EXERCISE GOAL — Repeat the records word for word, from the first line through the line containing "option-number: (1) [205, 808, 228, 827]", with both of those lines included.

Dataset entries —
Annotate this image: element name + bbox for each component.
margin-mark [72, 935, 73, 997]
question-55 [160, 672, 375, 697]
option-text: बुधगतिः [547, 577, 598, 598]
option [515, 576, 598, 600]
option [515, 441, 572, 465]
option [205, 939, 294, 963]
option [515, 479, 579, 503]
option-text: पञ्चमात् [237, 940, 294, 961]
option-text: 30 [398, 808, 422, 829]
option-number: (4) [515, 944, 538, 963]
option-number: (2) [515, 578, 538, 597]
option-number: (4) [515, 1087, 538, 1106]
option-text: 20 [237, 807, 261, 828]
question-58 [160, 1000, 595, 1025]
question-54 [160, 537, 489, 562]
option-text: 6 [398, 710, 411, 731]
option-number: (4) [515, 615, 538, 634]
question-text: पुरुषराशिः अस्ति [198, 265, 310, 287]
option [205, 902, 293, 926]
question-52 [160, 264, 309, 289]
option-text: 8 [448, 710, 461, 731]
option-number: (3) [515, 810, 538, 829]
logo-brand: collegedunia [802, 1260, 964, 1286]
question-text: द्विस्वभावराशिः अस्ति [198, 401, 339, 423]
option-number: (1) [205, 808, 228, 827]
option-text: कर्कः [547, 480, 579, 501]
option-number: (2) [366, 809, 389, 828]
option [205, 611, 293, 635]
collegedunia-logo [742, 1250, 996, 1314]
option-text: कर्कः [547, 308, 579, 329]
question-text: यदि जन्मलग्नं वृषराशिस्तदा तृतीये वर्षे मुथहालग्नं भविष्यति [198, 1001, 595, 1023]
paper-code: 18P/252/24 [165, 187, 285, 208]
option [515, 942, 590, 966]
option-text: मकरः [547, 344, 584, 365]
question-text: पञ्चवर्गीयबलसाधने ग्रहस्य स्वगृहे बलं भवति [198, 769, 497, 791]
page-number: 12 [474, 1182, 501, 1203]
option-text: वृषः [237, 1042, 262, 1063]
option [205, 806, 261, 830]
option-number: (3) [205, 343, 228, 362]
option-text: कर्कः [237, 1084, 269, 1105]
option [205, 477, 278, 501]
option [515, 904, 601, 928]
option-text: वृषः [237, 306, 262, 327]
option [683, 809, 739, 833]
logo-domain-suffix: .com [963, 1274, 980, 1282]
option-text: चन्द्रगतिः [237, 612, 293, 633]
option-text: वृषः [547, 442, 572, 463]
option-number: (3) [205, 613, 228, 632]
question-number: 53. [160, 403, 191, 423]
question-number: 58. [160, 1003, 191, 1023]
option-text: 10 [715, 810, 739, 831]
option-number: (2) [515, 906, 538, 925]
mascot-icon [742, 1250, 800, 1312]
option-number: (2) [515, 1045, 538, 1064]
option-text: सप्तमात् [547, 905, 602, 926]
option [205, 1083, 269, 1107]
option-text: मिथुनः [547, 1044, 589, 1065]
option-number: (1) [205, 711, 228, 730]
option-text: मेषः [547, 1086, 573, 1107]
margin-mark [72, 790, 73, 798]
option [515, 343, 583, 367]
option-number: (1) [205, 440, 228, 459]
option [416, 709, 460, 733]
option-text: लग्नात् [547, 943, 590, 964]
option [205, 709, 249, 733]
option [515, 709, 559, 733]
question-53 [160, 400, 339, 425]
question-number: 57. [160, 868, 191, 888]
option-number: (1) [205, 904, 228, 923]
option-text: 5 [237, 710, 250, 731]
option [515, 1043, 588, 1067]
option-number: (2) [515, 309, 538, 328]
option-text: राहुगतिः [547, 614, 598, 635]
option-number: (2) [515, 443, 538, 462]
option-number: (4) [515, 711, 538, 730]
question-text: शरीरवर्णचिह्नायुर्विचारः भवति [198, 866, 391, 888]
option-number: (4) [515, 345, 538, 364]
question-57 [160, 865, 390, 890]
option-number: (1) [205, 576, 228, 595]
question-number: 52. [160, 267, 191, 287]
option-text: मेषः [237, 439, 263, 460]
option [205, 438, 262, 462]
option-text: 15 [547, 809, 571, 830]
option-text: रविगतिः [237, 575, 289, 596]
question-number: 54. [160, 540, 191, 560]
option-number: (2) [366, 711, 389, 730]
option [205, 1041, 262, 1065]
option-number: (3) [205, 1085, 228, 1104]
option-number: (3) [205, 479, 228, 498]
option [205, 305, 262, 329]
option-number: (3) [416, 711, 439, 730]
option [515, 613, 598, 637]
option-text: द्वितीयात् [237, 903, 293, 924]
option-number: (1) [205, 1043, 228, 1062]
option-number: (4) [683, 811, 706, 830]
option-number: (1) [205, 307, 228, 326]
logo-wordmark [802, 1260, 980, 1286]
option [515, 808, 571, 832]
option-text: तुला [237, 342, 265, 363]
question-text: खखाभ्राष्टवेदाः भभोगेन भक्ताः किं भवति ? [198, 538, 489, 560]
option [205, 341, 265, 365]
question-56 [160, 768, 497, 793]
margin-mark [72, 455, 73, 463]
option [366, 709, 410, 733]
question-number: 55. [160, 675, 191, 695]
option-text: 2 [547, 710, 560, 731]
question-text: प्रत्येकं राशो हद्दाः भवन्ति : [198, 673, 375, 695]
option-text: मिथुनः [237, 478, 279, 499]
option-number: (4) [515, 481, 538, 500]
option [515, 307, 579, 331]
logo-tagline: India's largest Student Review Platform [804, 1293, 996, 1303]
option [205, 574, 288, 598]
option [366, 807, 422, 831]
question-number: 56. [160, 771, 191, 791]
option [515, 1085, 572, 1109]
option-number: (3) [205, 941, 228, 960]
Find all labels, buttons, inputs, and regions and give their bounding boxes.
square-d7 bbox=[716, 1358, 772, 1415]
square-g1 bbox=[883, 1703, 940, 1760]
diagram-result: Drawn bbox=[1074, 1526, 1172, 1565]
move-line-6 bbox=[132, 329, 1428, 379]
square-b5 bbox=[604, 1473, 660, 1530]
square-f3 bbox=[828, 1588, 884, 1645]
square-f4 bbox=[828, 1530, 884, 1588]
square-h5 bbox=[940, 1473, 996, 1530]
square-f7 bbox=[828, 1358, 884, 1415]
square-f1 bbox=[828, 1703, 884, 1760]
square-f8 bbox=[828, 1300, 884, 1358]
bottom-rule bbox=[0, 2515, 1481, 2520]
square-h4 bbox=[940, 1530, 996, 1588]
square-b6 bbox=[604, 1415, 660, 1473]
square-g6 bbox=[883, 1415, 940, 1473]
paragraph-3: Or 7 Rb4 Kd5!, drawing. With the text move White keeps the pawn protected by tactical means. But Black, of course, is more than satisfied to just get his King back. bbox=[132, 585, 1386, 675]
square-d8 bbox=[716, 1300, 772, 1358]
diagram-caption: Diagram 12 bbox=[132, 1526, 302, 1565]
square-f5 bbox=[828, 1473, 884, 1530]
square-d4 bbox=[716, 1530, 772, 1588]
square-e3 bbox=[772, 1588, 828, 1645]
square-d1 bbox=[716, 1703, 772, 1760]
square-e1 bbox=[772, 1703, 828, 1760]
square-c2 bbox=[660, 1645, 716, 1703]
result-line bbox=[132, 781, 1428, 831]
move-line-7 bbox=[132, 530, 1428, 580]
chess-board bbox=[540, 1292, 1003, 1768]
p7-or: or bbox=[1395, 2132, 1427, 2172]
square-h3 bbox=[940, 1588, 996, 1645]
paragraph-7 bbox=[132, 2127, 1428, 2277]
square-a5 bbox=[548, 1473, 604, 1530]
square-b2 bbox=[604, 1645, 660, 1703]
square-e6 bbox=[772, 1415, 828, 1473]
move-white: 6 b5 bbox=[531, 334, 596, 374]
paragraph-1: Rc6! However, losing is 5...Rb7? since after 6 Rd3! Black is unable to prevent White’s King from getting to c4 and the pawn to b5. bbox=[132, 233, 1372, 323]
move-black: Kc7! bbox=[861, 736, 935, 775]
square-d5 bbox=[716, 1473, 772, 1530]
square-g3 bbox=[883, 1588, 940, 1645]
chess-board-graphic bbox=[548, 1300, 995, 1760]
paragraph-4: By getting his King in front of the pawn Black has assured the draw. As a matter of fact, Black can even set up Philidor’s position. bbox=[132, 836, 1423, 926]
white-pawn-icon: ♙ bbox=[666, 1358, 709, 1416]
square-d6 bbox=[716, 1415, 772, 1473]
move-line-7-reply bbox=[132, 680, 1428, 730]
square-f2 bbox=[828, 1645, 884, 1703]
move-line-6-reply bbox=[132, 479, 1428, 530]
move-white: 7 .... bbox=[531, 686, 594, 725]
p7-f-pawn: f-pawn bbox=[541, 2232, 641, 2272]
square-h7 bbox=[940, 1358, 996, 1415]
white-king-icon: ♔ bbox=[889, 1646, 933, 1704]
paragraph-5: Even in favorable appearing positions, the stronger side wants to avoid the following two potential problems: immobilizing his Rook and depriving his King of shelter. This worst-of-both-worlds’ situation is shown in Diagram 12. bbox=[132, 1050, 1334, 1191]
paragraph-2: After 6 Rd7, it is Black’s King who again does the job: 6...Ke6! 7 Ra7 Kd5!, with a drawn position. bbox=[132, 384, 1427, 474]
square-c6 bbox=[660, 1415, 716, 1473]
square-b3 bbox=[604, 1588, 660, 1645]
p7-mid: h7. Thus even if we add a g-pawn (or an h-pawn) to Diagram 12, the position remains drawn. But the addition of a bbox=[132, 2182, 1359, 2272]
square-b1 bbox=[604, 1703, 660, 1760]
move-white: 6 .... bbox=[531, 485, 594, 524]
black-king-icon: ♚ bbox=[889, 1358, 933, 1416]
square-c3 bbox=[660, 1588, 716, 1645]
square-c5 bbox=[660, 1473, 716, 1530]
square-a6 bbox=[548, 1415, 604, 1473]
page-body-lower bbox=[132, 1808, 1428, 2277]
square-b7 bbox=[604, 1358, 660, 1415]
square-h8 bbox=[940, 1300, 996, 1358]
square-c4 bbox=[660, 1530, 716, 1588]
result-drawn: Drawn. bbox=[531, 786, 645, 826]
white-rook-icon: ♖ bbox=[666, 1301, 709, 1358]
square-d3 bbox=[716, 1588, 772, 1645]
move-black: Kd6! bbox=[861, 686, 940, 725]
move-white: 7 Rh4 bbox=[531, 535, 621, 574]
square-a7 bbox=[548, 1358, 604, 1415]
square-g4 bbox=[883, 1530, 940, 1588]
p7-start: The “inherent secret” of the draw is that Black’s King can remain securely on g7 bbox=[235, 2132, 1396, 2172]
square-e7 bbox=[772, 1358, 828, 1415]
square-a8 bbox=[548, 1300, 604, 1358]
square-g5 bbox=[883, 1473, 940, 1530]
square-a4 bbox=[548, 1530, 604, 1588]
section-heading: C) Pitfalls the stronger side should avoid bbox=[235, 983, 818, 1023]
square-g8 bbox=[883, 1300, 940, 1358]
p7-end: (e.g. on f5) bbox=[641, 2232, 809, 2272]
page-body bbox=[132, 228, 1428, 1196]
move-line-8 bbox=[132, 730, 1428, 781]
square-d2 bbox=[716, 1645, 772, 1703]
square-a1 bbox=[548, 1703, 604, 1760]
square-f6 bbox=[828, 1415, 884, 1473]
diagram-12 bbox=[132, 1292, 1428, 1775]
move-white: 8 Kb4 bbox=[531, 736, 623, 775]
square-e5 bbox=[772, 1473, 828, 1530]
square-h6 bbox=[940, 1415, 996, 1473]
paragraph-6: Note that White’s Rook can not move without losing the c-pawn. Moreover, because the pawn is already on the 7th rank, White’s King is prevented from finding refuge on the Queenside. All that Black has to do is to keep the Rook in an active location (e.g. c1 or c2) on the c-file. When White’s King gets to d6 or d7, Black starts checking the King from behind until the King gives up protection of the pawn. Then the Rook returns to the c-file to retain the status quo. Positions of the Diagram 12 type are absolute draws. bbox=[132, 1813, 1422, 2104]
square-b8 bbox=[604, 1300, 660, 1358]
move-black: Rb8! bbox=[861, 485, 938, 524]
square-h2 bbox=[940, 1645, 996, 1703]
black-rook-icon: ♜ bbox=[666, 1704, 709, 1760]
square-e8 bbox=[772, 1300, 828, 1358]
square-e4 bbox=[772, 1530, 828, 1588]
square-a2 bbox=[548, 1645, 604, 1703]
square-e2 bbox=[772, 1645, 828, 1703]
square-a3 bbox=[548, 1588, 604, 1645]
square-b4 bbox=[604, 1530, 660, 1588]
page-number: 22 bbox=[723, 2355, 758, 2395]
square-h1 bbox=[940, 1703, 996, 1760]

FINISHED ANSWER —
Annotate this image: element name + bbox for each component.
margin-mark [72, 935, 73, 997]
question-55 [160, 672, 375, 697]
option-text: बुधगतिः [547, 577, 598, 598]
option [515, 576, 598, 600]
option [515, 441, 572, 465]
option [205, 939, 294, 963]
option [515, 479, 579, 503]
option-text: पञ्चमात् [237, 940, 294, 961]
option-text: 30 [398, 808, 422, 829]
option-number: (4) [515, 944, 538, 963]
option-number: (2) [515, 578, 538, 597]
option-number: (4) [515, 1087, 538, 1106]
option-text: 20 [237, 807, 261, 828]
question-58 [160, 1000, 595, 1025]
question-54 [160, 537, 489, 562]
option-text: 6 [398, 710, 411, 731]
option-number: (4) [515, 615, 538, 634]
question-text: पुरुषराशिः अस्ति [198, 265, 310, 287]
option [205, 902, 293, 926]
question-52 [160, 264, 309, 289]
option-text: 8 [448, 710, 461, 731]
option-number: (3) [515, 810, 538, 829]
logo-brand: collegedunia [802, 1260, 964, 1286]
question-text: द्विस्वभावराशिः अस्ति [198, 401, 339, 423]
option-number: (1) [205, 808, 228, 827]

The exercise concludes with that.